* _AIM OF THE TASK_:
List, from the lines below, each one with "dmtsai" in it.

* _DATA ROWS_:

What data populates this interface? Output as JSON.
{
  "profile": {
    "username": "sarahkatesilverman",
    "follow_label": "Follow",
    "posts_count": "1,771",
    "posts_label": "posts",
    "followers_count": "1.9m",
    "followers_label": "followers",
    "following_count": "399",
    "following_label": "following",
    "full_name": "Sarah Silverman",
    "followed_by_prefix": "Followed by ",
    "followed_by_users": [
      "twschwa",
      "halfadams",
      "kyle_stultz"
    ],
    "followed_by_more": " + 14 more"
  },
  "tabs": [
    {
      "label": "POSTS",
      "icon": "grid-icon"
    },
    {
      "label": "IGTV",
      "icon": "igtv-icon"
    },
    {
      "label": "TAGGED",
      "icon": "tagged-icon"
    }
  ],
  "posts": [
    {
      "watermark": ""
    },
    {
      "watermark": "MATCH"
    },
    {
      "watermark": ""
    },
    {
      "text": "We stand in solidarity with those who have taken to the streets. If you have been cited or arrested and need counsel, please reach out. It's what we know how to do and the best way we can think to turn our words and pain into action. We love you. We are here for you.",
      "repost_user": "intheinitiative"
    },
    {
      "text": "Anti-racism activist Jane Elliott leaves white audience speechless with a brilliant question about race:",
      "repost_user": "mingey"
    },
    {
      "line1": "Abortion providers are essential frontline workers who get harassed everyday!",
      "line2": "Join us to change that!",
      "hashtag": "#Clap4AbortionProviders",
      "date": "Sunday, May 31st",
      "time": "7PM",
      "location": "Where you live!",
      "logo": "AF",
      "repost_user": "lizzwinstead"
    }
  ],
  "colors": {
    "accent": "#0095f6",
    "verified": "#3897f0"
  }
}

--

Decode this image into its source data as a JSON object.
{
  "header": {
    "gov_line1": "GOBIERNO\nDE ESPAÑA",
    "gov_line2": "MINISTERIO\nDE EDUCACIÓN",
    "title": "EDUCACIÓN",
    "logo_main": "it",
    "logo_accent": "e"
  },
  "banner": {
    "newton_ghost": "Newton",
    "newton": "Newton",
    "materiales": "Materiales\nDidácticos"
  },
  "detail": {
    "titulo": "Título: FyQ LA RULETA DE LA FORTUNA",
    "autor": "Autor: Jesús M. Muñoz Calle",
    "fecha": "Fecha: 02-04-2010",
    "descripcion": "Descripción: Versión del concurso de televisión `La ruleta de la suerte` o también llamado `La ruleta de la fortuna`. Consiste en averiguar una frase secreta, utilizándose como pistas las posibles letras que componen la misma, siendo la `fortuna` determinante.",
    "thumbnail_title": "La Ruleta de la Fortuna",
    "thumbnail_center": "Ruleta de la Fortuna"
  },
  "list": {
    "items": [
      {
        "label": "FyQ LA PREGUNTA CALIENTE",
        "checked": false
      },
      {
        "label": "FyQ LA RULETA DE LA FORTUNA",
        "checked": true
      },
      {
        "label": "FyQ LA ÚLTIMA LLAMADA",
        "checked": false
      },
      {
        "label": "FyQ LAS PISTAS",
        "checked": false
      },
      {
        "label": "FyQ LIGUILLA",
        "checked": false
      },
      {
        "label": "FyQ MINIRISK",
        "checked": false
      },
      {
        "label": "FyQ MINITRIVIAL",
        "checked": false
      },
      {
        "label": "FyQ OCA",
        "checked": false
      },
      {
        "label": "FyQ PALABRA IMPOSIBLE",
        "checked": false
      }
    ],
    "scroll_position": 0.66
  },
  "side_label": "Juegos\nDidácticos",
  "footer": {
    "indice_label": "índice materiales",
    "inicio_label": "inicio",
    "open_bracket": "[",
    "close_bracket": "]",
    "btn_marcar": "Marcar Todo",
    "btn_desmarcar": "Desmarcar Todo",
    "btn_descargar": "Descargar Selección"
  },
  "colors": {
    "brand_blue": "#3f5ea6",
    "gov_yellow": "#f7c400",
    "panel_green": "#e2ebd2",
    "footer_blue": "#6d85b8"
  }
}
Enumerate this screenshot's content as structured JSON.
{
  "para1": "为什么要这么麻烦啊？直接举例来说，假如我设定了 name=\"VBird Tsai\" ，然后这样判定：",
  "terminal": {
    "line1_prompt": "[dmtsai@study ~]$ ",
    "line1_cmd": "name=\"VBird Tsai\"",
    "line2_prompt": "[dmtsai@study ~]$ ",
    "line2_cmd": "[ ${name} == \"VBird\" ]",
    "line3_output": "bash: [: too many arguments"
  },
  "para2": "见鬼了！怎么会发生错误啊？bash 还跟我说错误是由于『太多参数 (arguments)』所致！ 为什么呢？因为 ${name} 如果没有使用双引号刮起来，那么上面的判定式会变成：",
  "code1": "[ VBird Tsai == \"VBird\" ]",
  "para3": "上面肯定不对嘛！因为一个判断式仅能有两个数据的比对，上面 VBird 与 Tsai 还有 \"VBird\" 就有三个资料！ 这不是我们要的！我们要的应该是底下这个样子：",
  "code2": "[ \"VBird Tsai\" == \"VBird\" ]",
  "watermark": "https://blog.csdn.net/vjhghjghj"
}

---

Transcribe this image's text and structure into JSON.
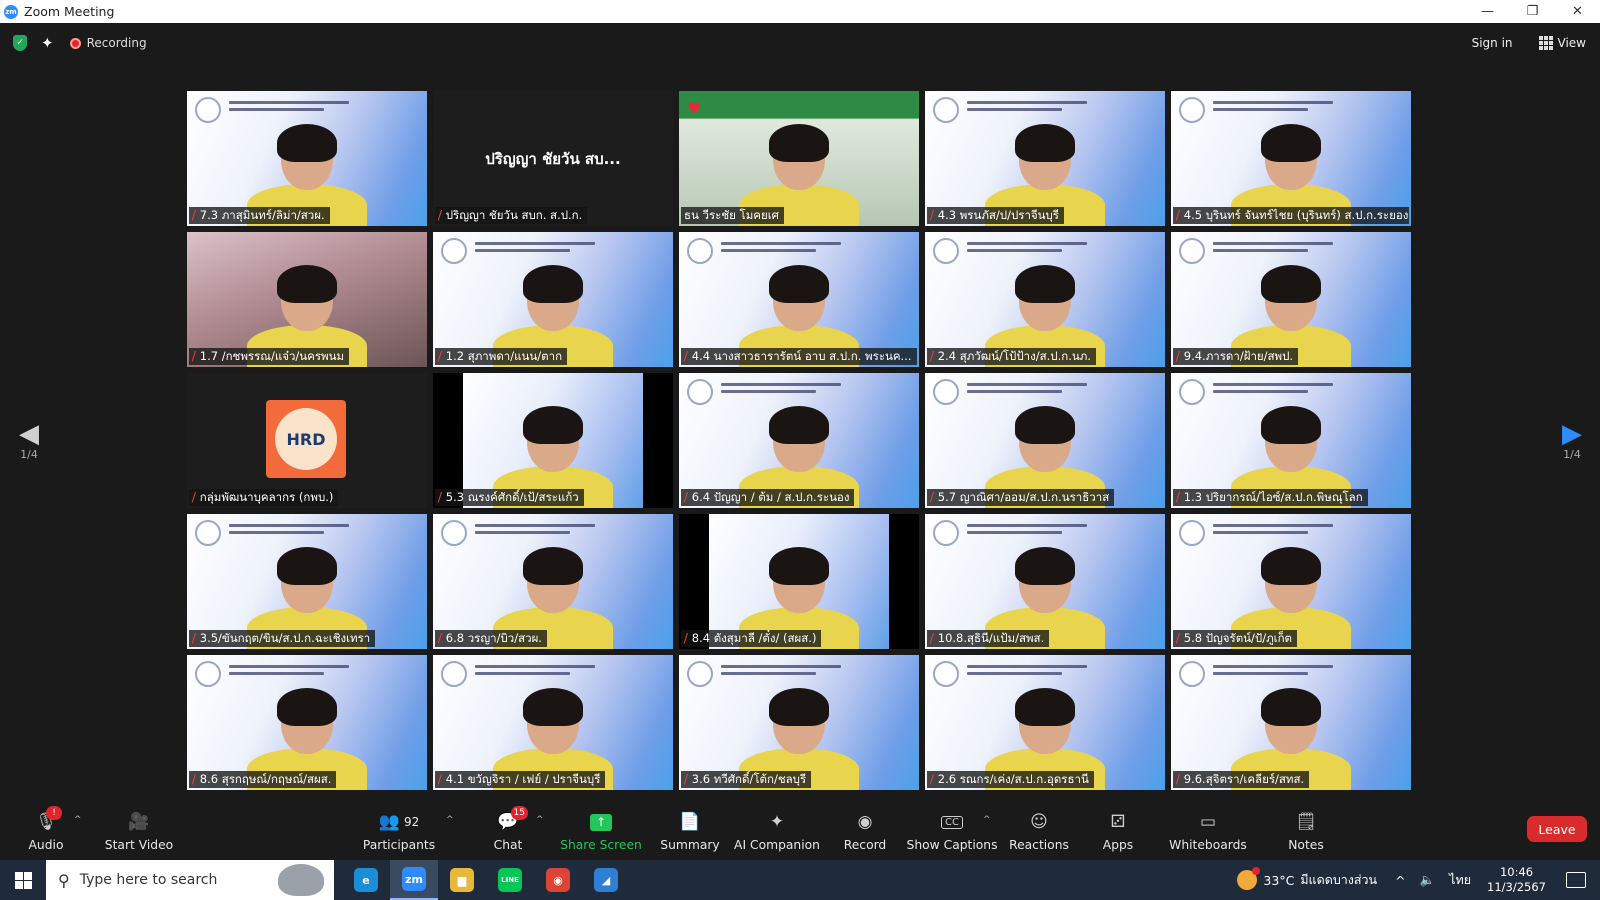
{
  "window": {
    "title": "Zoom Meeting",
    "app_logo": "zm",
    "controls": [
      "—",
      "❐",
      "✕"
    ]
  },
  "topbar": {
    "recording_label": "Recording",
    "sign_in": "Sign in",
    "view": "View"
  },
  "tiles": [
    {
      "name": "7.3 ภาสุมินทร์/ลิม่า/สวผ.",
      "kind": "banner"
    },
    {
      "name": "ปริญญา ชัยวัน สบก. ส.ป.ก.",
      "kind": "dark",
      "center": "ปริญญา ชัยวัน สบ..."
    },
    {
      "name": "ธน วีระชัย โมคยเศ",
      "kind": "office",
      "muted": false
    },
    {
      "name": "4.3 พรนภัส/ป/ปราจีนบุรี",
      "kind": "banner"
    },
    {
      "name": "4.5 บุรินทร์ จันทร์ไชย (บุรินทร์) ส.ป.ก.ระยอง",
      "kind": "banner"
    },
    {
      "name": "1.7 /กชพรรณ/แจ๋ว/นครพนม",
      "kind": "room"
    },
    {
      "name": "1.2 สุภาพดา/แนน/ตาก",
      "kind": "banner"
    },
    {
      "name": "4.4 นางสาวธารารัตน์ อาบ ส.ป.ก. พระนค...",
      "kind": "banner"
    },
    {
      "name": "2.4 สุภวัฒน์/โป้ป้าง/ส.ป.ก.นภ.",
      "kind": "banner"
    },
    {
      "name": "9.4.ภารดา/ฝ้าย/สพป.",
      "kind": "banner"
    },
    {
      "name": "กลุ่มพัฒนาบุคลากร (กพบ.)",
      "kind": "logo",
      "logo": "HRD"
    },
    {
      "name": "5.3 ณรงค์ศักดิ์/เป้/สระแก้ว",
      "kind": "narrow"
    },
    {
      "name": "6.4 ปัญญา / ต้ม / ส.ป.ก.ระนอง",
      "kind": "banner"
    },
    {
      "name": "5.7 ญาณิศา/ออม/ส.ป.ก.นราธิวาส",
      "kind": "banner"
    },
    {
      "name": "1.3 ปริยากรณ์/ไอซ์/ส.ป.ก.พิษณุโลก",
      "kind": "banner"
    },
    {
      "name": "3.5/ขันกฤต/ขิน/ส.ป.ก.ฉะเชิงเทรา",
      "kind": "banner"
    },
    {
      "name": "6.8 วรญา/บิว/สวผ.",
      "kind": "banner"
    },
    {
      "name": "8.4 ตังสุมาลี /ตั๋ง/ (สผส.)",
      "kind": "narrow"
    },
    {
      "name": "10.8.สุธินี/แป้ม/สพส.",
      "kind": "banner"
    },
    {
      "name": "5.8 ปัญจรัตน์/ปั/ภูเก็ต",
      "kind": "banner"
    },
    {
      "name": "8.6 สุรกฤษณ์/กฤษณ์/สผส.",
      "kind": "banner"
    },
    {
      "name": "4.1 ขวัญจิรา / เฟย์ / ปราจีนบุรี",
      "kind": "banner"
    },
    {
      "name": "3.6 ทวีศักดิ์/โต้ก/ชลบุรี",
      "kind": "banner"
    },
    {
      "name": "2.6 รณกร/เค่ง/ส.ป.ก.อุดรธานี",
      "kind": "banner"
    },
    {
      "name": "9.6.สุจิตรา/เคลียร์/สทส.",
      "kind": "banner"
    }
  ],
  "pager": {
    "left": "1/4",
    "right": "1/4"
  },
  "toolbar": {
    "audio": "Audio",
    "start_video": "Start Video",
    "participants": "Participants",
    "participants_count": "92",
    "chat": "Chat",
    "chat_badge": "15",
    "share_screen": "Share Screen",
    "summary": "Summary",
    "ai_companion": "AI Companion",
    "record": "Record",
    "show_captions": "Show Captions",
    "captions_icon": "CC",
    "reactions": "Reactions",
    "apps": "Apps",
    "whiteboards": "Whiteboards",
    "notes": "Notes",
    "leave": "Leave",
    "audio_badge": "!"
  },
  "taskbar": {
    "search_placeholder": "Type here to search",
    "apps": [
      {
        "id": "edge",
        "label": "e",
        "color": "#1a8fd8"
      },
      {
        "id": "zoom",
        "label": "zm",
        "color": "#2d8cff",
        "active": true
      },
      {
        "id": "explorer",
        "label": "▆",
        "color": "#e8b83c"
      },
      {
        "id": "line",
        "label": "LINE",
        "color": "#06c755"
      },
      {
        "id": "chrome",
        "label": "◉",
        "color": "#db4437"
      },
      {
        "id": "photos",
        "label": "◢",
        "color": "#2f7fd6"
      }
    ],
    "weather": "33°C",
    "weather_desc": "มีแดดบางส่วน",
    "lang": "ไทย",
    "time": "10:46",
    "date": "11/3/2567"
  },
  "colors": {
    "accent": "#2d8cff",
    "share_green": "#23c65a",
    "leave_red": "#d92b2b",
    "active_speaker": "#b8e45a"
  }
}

* _EXPECTED ANSWER_:
    "line1_prompt": "[dmtsai@study ~]$ ",
    "line2_prompt": "[dmtsai@study ~]$ ",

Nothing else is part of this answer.